Print all of the data exactly as written.

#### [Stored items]
▬▬▬

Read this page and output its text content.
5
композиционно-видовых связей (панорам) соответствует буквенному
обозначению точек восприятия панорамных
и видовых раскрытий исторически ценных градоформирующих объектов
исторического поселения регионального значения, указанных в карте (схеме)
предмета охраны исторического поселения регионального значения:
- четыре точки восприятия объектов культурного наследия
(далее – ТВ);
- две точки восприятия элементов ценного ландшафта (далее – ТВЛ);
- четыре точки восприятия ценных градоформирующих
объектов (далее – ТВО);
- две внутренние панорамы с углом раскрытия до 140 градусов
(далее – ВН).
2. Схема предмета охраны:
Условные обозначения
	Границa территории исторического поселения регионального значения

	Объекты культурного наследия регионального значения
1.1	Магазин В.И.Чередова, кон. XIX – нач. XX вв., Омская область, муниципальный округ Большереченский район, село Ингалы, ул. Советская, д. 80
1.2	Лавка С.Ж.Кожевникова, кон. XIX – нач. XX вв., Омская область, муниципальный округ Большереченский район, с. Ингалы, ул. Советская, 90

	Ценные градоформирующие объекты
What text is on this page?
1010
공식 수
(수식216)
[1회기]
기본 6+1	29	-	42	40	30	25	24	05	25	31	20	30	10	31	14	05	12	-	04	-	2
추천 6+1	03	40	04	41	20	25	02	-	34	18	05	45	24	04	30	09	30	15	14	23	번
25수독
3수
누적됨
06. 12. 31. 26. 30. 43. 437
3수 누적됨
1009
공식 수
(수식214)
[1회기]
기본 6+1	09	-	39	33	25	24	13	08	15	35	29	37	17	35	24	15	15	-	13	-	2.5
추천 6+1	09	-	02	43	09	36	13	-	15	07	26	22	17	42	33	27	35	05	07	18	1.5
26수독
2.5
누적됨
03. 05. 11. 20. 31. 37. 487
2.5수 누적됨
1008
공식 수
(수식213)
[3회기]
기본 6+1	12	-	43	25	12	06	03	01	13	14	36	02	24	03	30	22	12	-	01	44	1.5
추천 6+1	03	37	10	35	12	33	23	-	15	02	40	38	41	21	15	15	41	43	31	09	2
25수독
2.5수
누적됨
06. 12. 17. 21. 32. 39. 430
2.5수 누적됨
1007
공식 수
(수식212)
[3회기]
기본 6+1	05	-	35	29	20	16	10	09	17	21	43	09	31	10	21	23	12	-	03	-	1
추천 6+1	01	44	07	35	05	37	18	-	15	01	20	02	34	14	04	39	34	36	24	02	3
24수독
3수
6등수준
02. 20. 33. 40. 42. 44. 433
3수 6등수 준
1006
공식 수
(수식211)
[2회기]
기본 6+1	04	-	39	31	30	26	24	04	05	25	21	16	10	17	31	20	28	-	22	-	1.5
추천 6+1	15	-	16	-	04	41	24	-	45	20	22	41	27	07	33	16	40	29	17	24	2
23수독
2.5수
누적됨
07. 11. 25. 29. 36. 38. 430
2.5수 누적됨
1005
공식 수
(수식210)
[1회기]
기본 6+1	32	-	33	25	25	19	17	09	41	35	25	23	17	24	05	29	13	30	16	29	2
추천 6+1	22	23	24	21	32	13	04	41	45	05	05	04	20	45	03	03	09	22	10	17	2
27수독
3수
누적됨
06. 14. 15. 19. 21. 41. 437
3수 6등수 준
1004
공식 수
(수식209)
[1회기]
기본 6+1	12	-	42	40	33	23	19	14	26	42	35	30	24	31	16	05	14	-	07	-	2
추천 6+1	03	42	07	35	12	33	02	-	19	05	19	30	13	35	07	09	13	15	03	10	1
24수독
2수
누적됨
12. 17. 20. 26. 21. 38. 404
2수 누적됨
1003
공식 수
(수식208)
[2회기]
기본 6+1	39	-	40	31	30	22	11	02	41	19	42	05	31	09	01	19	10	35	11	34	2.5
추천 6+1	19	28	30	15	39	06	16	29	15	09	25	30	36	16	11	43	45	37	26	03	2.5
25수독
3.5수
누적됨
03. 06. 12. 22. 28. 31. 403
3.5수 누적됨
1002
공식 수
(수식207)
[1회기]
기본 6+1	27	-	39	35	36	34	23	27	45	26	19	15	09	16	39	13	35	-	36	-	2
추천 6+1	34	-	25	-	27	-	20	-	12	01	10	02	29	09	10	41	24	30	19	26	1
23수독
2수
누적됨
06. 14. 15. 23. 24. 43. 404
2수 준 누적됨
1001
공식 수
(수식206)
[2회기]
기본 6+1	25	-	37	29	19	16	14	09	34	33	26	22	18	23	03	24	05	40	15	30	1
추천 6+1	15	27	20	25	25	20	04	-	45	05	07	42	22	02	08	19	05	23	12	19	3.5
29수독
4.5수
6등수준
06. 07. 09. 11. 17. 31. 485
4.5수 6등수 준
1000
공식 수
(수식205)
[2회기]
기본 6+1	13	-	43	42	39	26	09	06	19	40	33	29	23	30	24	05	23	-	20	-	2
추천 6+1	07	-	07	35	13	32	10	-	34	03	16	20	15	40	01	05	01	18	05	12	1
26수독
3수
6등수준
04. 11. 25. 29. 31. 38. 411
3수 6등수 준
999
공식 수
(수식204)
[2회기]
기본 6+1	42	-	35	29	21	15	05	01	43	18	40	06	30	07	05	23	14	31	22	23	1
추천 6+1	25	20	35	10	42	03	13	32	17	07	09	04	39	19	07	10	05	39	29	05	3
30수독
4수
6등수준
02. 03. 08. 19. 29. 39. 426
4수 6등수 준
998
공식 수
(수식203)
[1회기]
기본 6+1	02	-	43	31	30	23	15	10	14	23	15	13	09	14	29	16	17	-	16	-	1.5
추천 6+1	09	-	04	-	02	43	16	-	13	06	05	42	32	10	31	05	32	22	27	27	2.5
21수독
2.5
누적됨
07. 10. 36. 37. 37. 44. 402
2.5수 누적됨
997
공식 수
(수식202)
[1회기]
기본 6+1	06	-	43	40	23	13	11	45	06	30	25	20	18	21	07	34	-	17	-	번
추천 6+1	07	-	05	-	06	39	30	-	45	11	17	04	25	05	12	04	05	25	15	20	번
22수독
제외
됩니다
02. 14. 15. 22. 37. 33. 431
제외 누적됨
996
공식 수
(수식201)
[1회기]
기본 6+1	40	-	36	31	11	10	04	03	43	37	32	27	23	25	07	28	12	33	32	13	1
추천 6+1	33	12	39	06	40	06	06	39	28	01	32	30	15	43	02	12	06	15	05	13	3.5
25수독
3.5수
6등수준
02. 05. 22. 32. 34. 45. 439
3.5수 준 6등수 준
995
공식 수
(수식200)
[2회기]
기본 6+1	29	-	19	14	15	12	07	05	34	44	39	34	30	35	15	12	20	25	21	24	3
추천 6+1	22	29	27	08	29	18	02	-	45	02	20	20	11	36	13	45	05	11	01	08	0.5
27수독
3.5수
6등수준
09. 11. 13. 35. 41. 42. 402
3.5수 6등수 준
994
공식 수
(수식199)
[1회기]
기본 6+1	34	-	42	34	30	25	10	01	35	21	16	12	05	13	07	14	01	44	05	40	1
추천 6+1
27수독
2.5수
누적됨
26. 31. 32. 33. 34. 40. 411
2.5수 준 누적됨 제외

▬▬▬

#### [Exercise answer]
Read this page and output its text content.
5
композиционно-видовых связей (панорам) соответствует буквенному
обозначению точек восприятия панорамных
и видовых раскрытий исторически ценных градоформирующих объектов
исторического поселения регионального значения, указанных в карте (схеме)
предмета охраны исторического поселения регионального значения:
- четыре точки восприятия объектов культурного наследия
(далее – ТВ);
- две точки восприятия элементов ценного ландшафта (далее – ТВЛ);
- четыре точки восприятия ценных градоформирующих
объектов (далее – ТВО);
- две внутренние панорамы с углом раскрытия до 140 градусов
(далее – ВН).
2. Схема предмета охраны:
Условные обозначения
	Границa территории исторического поселения регионального значения

	Объекты культурного наследия регионального значения
1.1	Магазин В.И.Чередова, кон. XIX – нач. XX вв., Омская область, муниципальный округ Большереченский район, село Ингалы, ул. Советская, д. 80
1.2	Лавка С.Ж.Кожевникова, кон. XIX – нач. XX вв., Омская область, муниципальный округ Большереченский район, с. Ингалы, ул. Советская, 90

	Ценные градоформирующие объекты
What text is on this page?
1010
공식 수
(수식216)
[1회기]
기본 6+1	29	-	42	40	30	25	24	05	25	31	20	30	10	31	14	05	12	-	04	-	2
추천 6+1	03	40	04	41	20	25	02	-	34	18	05	45	24	04	30	09	30	15	14	23	번
25수독
3수
누적됨
06. 12. 31. 26. 30. 43. 437
3수 누적됨
1009
공식 수
(수식214)
[1회기]
기본 6+1	09	-	39	33	25	24	13	08	15	35	29	37	17	35	24	15	15	-	13	-	2.5
추천 6+1	09	-	02	43	09	36	13	-	15	07	26	22	17	42	33	27	35	05	07	18	1.5
26수독
2.5
누적됨
03. 05. 11. 20. 31. 37. 487
2.5수 누적됨
1008
공식 수
(수식213)
[3회기]
기본 6+1	12	-	43	25	12	06	03	01	13	14	36	02	24	03	30	22	12	-	01	44	1.5
추천 6+1	03	37	10	35	12	33	23	-	15	02	40	38	41	21	15	15	41	43	31	09	2
25수독
2.5수
누적됨
06. 12. 17. 21. 32. 39. 430
2.5수 누적됨
1007
공식 수
(수식212)
[3회기]
기본 6+1	05	-	35	29	20	16	10	09	17	21	43	09	31	10	21	23	12	-	03	-	1
추천 6+1	01	44	07	35	05	37	18	-	15	01	20	02	34	14	04	39	34	36	24	02	3
24수독
3수
6등수준
02. 20. 33. 40. 42. 44. 433
3수 6등수 준
1006
공식 수
(수식211)
[2회기]
기본 6+1	04	-	39	31	30	26	24	04	05	25	21	16	10	17	31	20	28	-	22	-	1.5
추천 6+1	15	-	16	-	04	41	24	-	45	20	22	41	27	07	33	16	40	29	17	24	2
23수독
2.5수
누적됨
07. 11. 25. 29. 36. 38. 430
2.5수 누적됨
1005
공식 수
(수식210)
[1회기]
기본 6+1	32	-	33	25	25	19	17	09	41	35	25	23	17	24	05	29	13	30	16	29	2
추천 6+1	22	23	24	21	32	13	04	41	45	05	05	04	20	45	03	03	09	22	10	17	2
27수독
3수
누적됨
06. 14. 15. 19. 21. 41. 437
3수 6등수 준
1004
공식 수
(수식209)
[1회기]
기본 6+1	12	-	42	40	33	23	19	14	26	42	35	30	24	31	16	05	14	-	07	-	2
추천 6+1	03	42	07	35	12	33	02	-	19	05	19	30	13	35	07	09	13	15	03	10	1
24수독
2수
누적됨
12. 17. 20. 26. 21. 38. 404
2수 누적됨
1003
공식 수
(수식208)
[2회기]
기본 6+1	39	-	40	31	30	22	11	02	41	19	42	05	31	09	01	19	10	35	11	34	2.5
추천 6+1	19	28	30	15	39	06	16	29	15	09	25	30	36	16	11	43	45	37	26	03	2.5
25수독
3.5수
누적됨
03. 06. 12. 22. 28. 31. 403
3.5수 누적됨
1002
공식 수
(수식207)
[1회기]
기본 6+1	27	-	39	35	36	34	23	27	45	26	19	15	09	16	39	13	35	-	36	-	2
추천 6+1	34	-	25	-	27	-	20	-	12	01	10	02	29	09	10	41	24	30	19	26	1
23수독
2수
누적됨
06. 14. 15. 23. 24. 43. 404
2수 준 누적됨
1001
공식 수
(수식206)
[2회기]
기본 6+1	25	-	37	29	19	16	14	09	34	33	26	22	18	23	03	24	05	40	15	30	1
추천 6+1	15	27	20	25	25	20	04	-	45	05	07	42	22	02	08	19	05	23	12	19	3.5
29수독
4.5수
6등수준
06. 07. 09. 11. 17. 31. 485
4.5수 6등수 준
1000
공식 수
(수식205)
[2회기]
기본 6+1	13	-	43	42	39	26	09	06	19	40	33	29	23	30	24	05	23	-	20	-	2
추천 6+1	07	-	07	35	13	32	10	-	34	03	16	20	15	40	01	05	01	18	05	12	1
26수독
3수
6등수준
04. 11. 25. 29. 31. 38. 411
3수 6등수 준
999
공식 수
(수식204)
[2회기]
기본 6+1	42	-	35	29	21	15	05	01	43	18	40	06	30	07	05	23	14	31	22	23	1
추천 6+1	25	20	35	10	42	03	13	32	17	07	09	04	39	19	07	10	05	39	29	05	3
30수독
4수
6등수준
02. 03. 08. 19. 29. 39. 426
4수 6등수 준
998
공식 수
(수식203)
[1회기]
기본 6+1	02	-	43	31	30	23	15	10	14	23	15	13	09	14	29	16	17	-	16	-	1.5
추천 6+1	09	-	04	-	02	43	16	-	13	06	05	42	32	10	31	05	32	22	27	27	2.5
21수독
2.5
누적됨
07. 10. 36. 37. 37. 44. 402
2.5수 누적됨
997
공식 수
(수식202)
[1회기]
기본 6+1	06	-	43	40	23	13	11	45	06	30	25	20	18	21	07	34	-	17	-	번
추천 6+1	07	-	05	-	06	39	30	-	45	11	17	04	25	05	12	04	05	25	15	20	번
22수독
제외
됩니다
02. 14. 15. 22. 37. 33. 431
제외 누적됨
996
공식 수
(수식201)
[1회기]
기본 6+1	40	-	36	31	11	10	04	03	43	37	32	27	23	25	07	28	12	33	32	13	1
추천 6+1	33	12	39	06	40	06	06	39	28	01	32	30	15	43	02	12	06	15	05	13	3.5
25수독
3.5수
6등수준
02. 05. 22. 32. 34. 45. 439
3.5수 준 6등수 준
995
공식 수
(수식200)
[2회기]
기본 6+1	29	-	19	14	15	12	07	05	34	44	39	34	30	35	15	12	20	25	21	24	3
추천 6+1	22	29	27	08	29	18	02	-	45	02	20	20	11	36	13	45	05	11	01	08	0.5
27수독
3.5수
6등수준
09. 11. 13. 35. 41. 42. 402
3.5수 6등수 준
994
공식 수
(수식199)
[1회기]
기본 6+1	34	-	42	34	30	25	10	01	35	21	16	12	05	13	07	14	01	44	05	40	1
추천 6+1
27수독
2.5수
누적됨
26. 31. 32. 33. 34. 40. 411
2.5수 준 누적됨 제외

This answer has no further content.